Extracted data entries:
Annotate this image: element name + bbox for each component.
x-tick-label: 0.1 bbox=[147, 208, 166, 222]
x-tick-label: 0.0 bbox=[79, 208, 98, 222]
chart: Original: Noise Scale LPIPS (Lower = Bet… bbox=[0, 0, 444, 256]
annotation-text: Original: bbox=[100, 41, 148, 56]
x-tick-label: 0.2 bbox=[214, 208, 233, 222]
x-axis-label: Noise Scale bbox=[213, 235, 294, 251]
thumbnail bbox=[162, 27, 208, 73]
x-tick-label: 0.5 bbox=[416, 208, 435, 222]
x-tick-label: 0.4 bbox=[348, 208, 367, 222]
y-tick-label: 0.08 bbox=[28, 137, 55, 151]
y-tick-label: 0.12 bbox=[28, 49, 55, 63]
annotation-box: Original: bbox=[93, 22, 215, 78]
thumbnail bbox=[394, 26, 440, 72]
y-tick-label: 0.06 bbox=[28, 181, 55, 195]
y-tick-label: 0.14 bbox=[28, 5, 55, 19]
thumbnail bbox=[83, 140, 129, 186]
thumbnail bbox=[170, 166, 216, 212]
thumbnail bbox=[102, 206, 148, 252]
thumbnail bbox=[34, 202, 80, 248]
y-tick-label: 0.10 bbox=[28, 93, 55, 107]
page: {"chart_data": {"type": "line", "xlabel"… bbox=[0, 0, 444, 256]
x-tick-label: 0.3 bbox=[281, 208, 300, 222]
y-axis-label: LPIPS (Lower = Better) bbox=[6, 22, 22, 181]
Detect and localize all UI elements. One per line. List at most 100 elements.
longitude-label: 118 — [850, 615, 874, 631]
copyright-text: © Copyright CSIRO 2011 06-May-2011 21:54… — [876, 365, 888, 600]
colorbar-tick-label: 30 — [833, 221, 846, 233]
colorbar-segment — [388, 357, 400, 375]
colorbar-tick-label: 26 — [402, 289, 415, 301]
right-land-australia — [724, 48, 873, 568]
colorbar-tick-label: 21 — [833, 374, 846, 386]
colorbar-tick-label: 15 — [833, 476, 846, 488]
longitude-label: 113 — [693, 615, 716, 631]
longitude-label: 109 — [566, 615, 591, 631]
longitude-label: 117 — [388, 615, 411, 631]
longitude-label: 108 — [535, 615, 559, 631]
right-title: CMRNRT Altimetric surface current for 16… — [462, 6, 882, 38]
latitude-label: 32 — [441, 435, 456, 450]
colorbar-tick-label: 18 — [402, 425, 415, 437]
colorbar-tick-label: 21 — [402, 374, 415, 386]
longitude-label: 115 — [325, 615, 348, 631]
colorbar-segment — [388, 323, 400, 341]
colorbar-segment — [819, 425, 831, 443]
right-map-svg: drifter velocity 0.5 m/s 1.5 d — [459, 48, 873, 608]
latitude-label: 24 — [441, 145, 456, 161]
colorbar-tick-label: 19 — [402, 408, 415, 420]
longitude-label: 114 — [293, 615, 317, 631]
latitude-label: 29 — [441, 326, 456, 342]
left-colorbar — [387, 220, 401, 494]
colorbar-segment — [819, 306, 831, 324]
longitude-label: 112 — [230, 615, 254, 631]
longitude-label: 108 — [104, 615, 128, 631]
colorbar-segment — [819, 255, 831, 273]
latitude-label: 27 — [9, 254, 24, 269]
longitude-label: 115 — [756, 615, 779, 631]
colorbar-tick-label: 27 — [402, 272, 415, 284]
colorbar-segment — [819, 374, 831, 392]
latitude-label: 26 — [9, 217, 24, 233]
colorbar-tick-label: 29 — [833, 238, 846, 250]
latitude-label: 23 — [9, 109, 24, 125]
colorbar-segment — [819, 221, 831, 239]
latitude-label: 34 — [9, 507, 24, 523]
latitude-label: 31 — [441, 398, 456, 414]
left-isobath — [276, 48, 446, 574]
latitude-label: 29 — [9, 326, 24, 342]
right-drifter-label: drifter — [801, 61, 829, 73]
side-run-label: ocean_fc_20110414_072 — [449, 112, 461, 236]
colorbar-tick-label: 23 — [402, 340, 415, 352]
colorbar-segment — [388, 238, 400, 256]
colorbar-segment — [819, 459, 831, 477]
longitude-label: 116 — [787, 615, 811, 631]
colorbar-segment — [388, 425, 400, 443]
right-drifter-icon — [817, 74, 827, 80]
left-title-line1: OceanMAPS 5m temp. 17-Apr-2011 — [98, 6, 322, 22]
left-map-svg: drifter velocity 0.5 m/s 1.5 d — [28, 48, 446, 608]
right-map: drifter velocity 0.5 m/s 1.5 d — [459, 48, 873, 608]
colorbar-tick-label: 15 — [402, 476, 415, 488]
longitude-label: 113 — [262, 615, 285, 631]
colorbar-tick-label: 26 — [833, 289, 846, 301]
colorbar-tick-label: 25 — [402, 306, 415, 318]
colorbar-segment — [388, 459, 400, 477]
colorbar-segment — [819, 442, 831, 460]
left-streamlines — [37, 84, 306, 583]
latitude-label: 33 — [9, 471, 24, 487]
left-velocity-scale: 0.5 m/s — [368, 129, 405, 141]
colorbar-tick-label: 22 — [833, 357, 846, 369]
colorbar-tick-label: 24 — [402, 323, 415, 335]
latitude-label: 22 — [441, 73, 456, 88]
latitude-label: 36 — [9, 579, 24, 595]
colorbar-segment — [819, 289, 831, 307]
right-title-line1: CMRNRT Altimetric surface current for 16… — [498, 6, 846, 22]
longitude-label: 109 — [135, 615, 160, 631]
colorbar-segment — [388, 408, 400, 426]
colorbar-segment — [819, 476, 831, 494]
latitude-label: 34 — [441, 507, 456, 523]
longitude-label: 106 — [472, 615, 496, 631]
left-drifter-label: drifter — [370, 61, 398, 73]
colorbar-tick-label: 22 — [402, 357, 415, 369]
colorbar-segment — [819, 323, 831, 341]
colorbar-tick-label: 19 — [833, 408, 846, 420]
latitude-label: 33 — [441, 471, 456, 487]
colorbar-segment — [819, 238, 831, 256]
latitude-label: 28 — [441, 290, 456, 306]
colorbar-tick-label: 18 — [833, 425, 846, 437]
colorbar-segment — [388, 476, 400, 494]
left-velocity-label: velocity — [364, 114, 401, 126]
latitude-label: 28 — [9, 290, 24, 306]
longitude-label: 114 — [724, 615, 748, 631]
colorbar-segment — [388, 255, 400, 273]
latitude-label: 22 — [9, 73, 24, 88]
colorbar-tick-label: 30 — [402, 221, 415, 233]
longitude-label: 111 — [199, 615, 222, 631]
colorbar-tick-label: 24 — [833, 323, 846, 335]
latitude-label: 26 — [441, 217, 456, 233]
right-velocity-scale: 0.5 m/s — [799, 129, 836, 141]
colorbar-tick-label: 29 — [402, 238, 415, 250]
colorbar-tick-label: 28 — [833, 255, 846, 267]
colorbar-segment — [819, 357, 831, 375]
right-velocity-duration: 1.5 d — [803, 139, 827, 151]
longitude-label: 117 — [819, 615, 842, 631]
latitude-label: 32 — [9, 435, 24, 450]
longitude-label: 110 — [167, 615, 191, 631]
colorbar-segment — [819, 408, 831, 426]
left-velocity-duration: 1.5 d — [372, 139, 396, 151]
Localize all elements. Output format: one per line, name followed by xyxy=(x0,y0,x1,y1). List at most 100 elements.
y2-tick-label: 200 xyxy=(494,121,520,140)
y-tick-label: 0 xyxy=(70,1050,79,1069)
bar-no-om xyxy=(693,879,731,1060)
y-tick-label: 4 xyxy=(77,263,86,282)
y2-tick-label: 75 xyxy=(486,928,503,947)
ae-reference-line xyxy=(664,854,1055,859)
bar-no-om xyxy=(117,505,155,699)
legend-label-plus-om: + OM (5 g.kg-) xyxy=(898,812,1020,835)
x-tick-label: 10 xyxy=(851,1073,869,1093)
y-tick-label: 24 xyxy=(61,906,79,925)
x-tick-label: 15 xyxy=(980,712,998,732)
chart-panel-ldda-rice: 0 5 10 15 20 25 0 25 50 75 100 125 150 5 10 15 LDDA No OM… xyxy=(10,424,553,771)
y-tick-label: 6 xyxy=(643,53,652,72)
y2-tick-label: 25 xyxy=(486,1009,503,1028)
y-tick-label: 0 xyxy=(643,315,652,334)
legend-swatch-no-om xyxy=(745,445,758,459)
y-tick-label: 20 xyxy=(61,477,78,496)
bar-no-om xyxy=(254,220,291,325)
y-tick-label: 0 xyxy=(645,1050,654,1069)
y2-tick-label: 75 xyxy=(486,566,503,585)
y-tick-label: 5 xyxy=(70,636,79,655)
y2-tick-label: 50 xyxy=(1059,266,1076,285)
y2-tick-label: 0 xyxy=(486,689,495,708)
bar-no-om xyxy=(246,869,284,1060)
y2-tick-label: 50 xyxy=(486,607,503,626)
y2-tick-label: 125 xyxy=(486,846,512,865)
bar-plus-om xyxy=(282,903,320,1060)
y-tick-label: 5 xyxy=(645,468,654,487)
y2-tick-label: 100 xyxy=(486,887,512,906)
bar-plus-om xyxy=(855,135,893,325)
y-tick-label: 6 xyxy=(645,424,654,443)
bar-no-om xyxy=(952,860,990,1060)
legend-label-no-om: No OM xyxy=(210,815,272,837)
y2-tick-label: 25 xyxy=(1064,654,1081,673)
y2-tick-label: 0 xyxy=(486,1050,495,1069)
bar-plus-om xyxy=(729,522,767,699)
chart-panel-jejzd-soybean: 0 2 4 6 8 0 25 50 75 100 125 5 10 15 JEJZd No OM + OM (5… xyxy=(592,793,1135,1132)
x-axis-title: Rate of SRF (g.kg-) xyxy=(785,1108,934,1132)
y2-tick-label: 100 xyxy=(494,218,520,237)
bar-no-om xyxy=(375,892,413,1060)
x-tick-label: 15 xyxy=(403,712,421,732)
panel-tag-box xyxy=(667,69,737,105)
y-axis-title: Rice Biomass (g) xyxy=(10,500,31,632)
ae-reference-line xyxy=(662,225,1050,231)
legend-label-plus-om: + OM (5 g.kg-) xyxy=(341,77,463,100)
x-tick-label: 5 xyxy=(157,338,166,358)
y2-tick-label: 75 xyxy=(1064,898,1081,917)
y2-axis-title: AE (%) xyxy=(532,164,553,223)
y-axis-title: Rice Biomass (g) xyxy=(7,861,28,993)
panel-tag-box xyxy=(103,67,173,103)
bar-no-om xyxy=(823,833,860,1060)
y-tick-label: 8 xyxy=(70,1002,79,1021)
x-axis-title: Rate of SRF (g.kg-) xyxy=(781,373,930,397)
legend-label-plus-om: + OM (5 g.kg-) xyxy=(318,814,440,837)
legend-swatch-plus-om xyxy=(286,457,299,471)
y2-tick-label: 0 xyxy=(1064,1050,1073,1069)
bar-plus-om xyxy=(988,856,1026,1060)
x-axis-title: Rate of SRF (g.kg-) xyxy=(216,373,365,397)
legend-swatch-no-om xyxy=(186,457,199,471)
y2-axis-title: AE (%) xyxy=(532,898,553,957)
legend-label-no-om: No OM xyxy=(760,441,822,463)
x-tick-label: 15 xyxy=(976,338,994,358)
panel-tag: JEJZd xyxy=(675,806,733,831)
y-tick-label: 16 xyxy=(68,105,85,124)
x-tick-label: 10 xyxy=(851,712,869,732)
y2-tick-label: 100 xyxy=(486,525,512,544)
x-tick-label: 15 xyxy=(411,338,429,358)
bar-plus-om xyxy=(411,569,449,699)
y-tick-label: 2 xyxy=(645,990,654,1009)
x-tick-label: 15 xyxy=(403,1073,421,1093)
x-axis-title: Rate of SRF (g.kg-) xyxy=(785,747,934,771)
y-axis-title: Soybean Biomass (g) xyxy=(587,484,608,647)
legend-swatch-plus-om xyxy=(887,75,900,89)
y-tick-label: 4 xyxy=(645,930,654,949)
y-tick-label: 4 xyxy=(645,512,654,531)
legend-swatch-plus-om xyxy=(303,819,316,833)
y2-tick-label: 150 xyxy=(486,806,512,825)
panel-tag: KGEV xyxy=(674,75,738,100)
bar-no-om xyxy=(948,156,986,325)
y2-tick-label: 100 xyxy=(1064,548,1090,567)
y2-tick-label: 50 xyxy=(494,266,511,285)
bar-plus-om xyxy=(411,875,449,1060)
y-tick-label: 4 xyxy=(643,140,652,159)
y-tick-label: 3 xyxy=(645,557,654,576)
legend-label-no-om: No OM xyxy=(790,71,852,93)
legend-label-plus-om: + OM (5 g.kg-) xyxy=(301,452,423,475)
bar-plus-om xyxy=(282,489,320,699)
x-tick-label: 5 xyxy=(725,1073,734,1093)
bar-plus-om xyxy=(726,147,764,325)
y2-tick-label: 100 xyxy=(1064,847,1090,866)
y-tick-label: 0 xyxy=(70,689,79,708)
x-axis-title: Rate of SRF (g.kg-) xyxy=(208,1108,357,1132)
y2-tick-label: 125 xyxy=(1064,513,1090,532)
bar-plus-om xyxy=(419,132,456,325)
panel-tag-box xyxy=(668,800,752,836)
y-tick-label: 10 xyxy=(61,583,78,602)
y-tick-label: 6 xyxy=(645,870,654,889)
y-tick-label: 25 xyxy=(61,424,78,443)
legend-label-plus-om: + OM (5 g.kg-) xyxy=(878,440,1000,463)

## Short problem
Return, unchanged, the rows of the Extracted data entries from the first one through the line containing "thumbnail bbox=[83, 140, 129, 186]", with both ends included.

## Completed exercise
Annotate this image: element name + bbox for each component.
x-tick-label: 0.1 bbox=[147, 208, 166, 222]
x-tick-label: 0.0 bbox=[79, 208, 98, 222]
chart: Original: Noise Scale LPIPS (Lower = Bet… bbox=[0, 0, 444, 256]
annotation-text: Original: bbox=[100, 41, 148, 56]
x-tick-label: 0.2 bbox=[214, 208, 233, 222]
x-axis-label: Noise Scale bbox=[213, 235, 294, 251]
thumbnail bbox=[162, 27, 208, 73]
x-tick-label: 0.5 bbox=[416, 208, 435, 222]
x-tick-label: 0.4 bbox=[348, 208, 367, 222]
y-tick-label: 0.08 bbox=[28, 137, 55, 151]
y-tick-label: 0.12 bbox=[28, 49, 55, 63]
annotation-box: Original: bbox=[93, 22, 215, 78]
thumbnail bbox=[394, 26, 440, 72]
y-tick-label: 0.06 bbox=[28, 181, 55, 195]
y-tick-label: 0.14 bbox=[28, 5, 55, 19]
thumbnail bbox=[83, 140, 129, 186]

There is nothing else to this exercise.